--- Do this ---
Would you quote the material below in full and unchanged?

-------- Supplied material --------

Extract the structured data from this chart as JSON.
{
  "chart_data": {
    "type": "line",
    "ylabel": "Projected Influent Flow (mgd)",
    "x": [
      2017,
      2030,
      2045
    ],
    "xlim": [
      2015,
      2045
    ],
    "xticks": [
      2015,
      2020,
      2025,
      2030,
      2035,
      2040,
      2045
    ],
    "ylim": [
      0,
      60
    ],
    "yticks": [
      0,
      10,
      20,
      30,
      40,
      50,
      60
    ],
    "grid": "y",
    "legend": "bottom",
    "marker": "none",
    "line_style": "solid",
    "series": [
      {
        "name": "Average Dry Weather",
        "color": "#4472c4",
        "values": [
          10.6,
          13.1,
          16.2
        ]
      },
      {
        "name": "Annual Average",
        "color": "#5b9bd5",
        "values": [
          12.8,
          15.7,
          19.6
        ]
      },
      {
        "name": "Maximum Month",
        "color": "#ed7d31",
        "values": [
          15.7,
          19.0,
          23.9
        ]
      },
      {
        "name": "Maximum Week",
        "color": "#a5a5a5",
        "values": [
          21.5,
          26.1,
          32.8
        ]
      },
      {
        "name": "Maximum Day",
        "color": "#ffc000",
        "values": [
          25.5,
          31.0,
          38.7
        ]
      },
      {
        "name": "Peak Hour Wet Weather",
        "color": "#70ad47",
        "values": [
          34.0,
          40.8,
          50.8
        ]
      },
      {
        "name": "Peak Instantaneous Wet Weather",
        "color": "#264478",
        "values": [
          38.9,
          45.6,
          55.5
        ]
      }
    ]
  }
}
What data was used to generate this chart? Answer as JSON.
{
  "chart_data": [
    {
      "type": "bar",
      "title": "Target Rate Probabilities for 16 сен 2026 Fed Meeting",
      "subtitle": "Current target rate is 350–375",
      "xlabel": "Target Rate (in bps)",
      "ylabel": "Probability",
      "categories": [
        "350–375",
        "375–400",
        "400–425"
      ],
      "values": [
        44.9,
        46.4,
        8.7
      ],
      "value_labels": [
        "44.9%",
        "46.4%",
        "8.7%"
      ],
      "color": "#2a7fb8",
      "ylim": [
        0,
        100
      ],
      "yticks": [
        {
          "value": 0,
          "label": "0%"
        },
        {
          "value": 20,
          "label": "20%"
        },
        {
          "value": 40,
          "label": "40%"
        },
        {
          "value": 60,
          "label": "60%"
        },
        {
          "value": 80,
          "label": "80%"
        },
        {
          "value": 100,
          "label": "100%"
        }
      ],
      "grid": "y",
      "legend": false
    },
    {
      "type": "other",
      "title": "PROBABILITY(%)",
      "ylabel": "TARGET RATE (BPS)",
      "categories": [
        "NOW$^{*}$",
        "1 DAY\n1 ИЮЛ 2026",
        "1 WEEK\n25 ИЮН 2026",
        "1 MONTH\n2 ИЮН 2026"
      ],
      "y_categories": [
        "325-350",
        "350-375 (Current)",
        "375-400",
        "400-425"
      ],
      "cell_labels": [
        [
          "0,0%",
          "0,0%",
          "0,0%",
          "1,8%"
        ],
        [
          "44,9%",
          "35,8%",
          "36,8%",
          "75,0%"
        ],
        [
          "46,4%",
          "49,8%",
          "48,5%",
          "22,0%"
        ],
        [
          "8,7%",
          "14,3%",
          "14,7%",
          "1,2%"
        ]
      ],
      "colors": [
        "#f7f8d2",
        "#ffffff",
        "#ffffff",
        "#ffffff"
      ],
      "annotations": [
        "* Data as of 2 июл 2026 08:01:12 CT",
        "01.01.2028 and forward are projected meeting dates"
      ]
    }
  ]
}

--------

--- Task result ---
Extract the structured data from this chart as JSON.
{
  "chart_data": {
    "type": "line",
    "ylabel": "Projected Influent Flow (mgd)",
    "x": [
      2017,
      2030,
      2045
    ],
    "xlim": [
      2015,
      2045
    ],
    "xticks": [
      2015,
      2020,
      2025,
      2030,
      2035,
      2040,
      2045
    ],
    "ylim": [
      0,
      60
    ],
    "yticks": [
      0,
      10,
      20,
      30,
      40,
      50,
      60
    ],
    "grid": "y",
    "legend": "bottom",
    "marker": "none",
    "line_style": "solid",
    "series": [
      {
        "name": "Average Dry Weather",
        "color": "#4472c4",
        "values": [
          10.6,
          13.1,
          16.2
        ]
      },
      {
        "name": "Annual Average",
        "color": "#5b9bd5",
        "values": [
          12.8,
          15.7,
          19.6
        ]
      },
      {
        "name": "Maximum Month",
        "color": "#ed7d31",
        "values": [
          15.7,
          19.0,
          23.9
        ]
      },
      {
        "name": "Maximum Week",
        "color": "#a5a5a5",
        "values": [
          21.5,
          26.1,
          32.8
        ]
      },
      {
        "name": "Maximum Day",
        "color": "#ffc000",
        "values": [
          25.5,
          31.0,
          38.7
        ]
      },
      {
        "name": "Peak Hour Wet Weather",
        "color": "#70ad47",
        "values": [
          34.0,
          40.8,
          50.8
        ]
      },
      {
        "name": "Peak Instantaneous Wet Weather",
        "color": "#264478",
        "values": [
          38.9,
          45.6,
          55.5
        ]
      }
    ]
  }
}
What data was used to generate this chart? Answer as JSON.
{
  "chart_data": [
    {
      "type": "bar",
      "title": "Target Rate Probabilities for 16 сен 2026 Fed Meeting",
      "subtitle": "Current target rate is 350–375",
      "xlabel": "Target Rate (in bps)",
      "ylabel": "Probability",
      "categories": [
        "350–375",
        "375–400",
        "400–425"
      ],
      "values": [
        44.9,
        46.4,
        8.7
      ],
      "value_labels": [
        "44.9%",
        "46.4%",
        "8.7%"
      ],
      "color": "#2a7fb8",
      "ylim": [
        0,
        100
      ],
      "yticks": [
        {
          "value": 0,
          "label": "0%"
        },
        {
          "value": 20,
          "label": "20%"
        },
        {
          "value": 40,
          "label": "40%"
        },
        {
          "value": 60,
          "label": "60%"
        },
        {
          "value": 80,
          "label": "80%"
        },
        {
          "value": 100,
          "label": "100%"
        }
      ],
      "grid": "y",
      "legend": false
    },
    {
      "type": "other",
      "title": "PROBABILITY(%)",
      "ylabel": "TARGET RATE (BPS)",
      "categories": [
        "NOW$^{*}$",
        "1 DAY\n1 ИЮЛ 2026",
        "1 WEEK\n25 ИЮН 2026",
        "1 MONTH\n2 ИЮН 2026"
      ],
      "y_categories": [
        "325-350",
        "350-375 (Current)",
        "375-400",
        "400-425"
      ],
      "cell_labels": [
        [
          "0,0%",
          "0,0%",
          "0,0%",
          "1,8%"
        ],
        [
          "44,9%",
          "35,8%",
          "36,8%",
          "75,0%"
        ],
        [
          "46,4%",
          "49,8%",
          "48,5%",
          "22,0%"
        ],
        [
          "8,7%",
          "14,3%",
          "14,7%",
          "1,2%"
        ]
      ],
      "colors": [
        "#f7f8d2",
        "#ffffff",
        "#ffffff",
        "#ffffff"
      ],
      "annotations": [
        "* Data as of 2 июл 2026 08:01:12 CT",
        "01.01.2028 and forward are projected meeting dates"
      ]
    }
  ]
}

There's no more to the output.